Locate each line with the string "ангелов" in the listing below and copy it.

[Collected data]

========

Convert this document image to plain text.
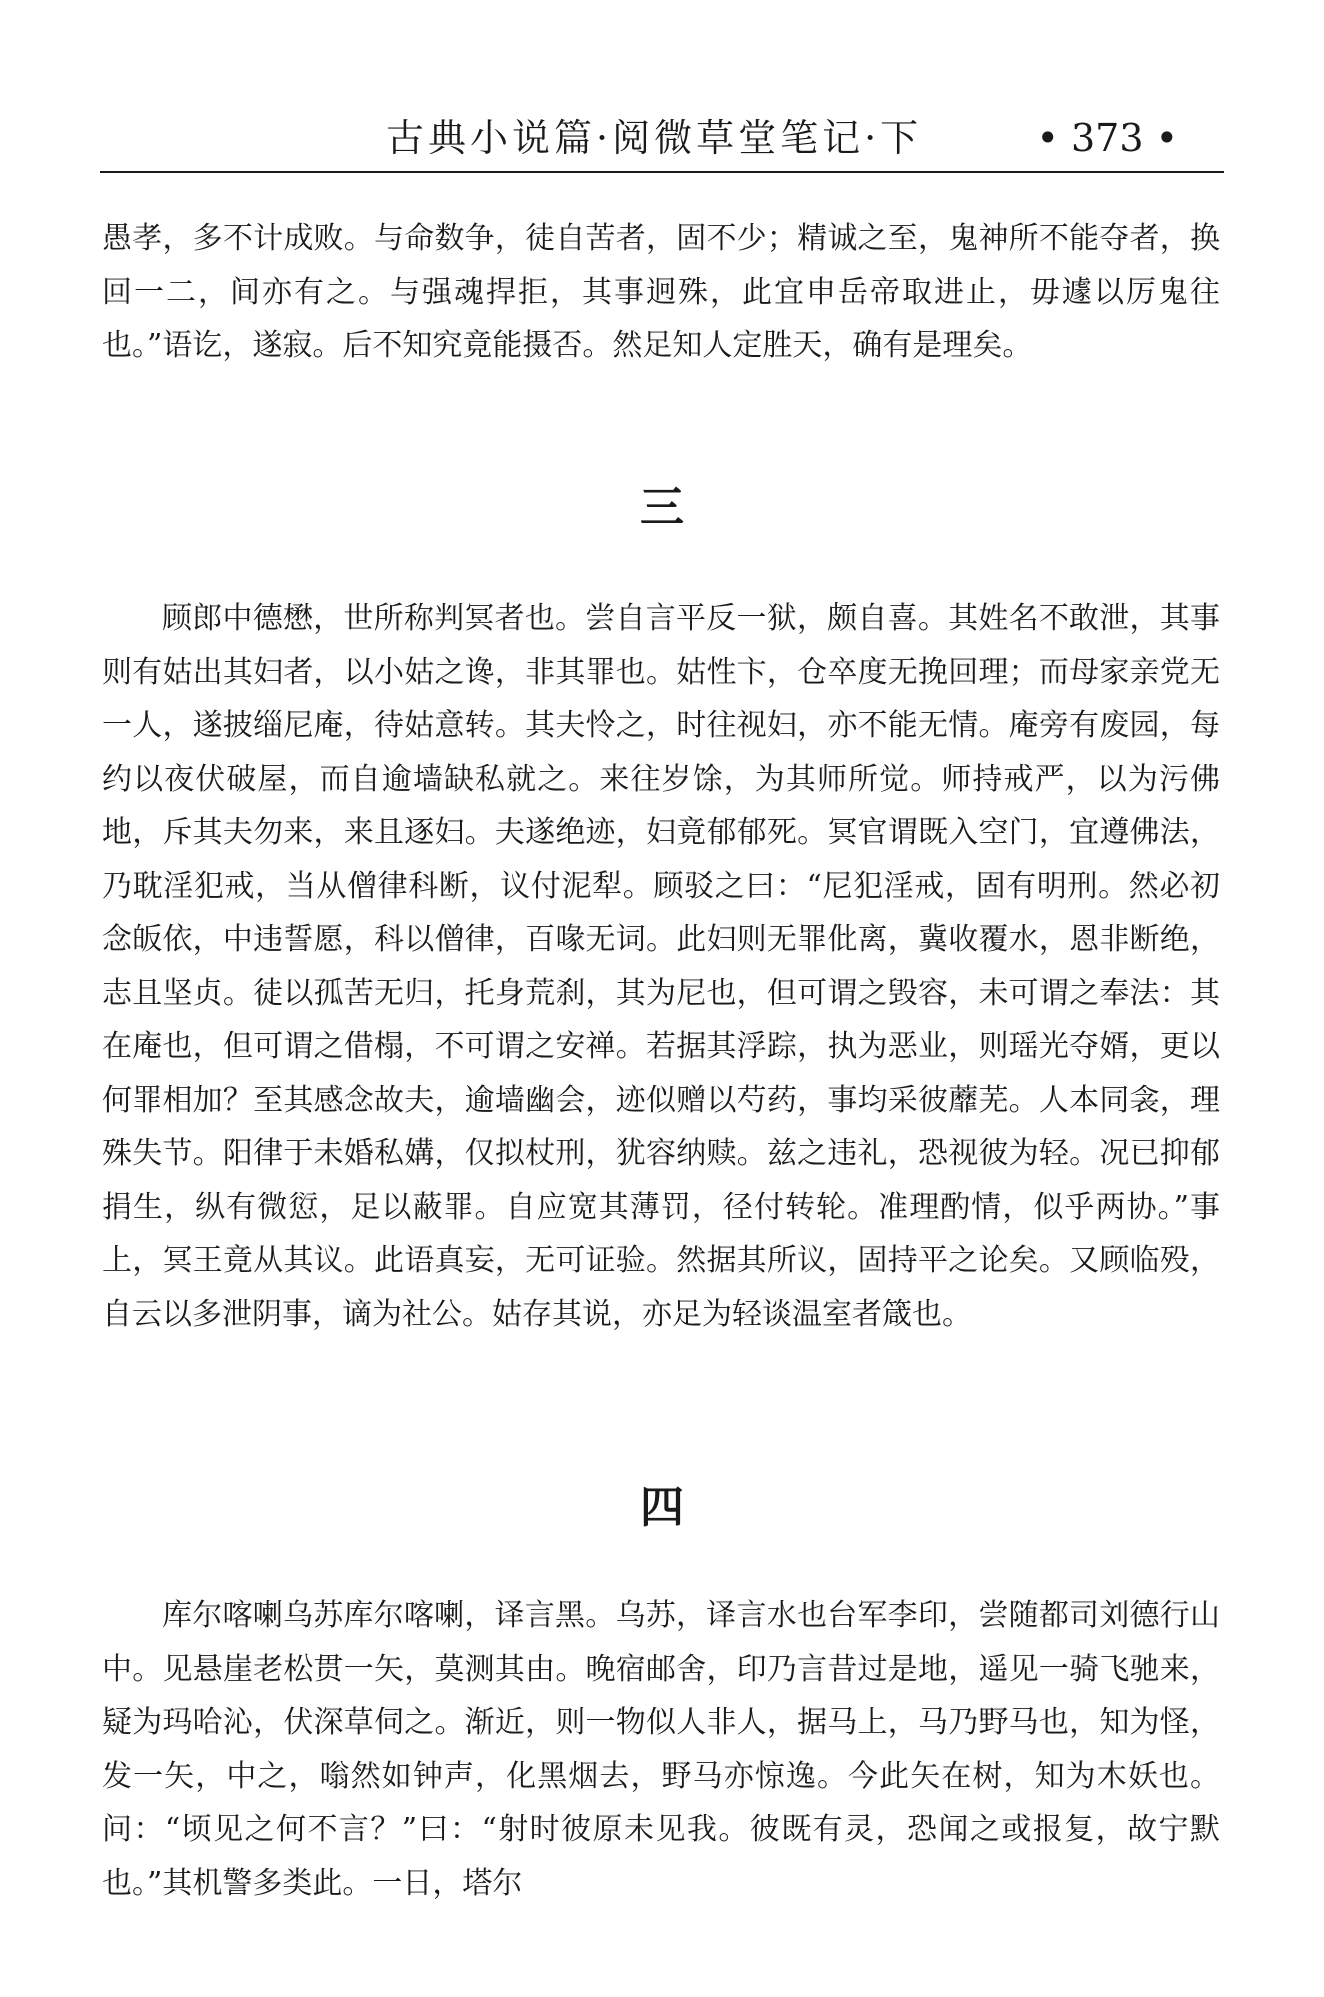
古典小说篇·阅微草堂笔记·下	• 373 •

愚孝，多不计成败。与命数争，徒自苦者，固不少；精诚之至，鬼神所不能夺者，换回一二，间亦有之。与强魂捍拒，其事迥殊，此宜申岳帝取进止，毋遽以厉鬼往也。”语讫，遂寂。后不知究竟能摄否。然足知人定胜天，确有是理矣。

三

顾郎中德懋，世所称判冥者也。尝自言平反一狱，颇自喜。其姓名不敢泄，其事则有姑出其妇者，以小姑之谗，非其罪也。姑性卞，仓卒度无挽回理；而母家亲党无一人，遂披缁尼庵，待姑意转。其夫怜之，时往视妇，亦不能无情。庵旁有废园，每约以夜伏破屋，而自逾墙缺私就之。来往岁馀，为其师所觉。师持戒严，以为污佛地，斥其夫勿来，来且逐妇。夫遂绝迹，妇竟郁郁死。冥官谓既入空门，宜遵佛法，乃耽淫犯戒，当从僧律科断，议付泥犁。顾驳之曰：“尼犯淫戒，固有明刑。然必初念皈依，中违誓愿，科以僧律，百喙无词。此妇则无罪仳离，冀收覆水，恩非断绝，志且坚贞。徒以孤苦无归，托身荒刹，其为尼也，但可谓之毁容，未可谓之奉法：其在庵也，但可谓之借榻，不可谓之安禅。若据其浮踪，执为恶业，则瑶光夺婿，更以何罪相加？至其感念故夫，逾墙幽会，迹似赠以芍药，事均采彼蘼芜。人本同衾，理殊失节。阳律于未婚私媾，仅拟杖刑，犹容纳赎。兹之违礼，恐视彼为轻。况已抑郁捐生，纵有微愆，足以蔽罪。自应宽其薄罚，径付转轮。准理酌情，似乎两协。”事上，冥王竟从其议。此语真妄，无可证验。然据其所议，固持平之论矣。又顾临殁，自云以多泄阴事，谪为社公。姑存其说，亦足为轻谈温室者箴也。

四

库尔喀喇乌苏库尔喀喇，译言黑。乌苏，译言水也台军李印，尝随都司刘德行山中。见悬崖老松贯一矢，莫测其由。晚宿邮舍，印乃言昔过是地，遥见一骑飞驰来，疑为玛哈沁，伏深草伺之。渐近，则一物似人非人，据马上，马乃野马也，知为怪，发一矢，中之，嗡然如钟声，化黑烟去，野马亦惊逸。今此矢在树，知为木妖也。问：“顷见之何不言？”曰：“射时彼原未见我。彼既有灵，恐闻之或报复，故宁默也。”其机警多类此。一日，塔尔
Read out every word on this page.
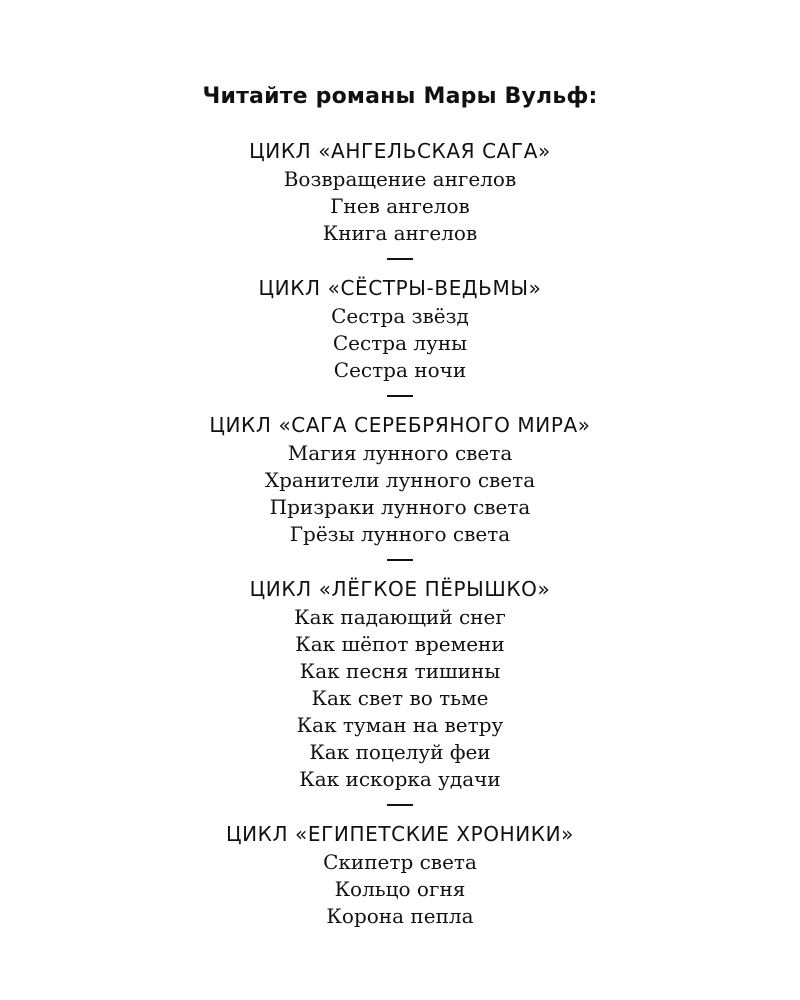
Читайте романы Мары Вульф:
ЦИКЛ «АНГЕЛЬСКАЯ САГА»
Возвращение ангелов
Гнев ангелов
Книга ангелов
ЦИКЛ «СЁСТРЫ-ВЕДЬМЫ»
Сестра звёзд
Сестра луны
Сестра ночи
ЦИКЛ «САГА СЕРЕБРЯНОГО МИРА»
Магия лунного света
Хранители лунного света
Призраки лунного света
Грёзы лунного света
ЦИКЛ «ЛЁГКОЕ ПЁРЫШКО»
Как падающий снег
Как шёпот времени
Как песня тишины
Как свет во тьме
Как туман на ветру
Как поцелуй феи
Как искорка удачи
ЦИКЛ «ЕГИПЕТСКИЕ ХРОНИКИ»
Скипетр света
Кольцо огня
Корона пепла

========

Full output =>
Возвращение ангелов
Гнев ангелов
Книга ангелов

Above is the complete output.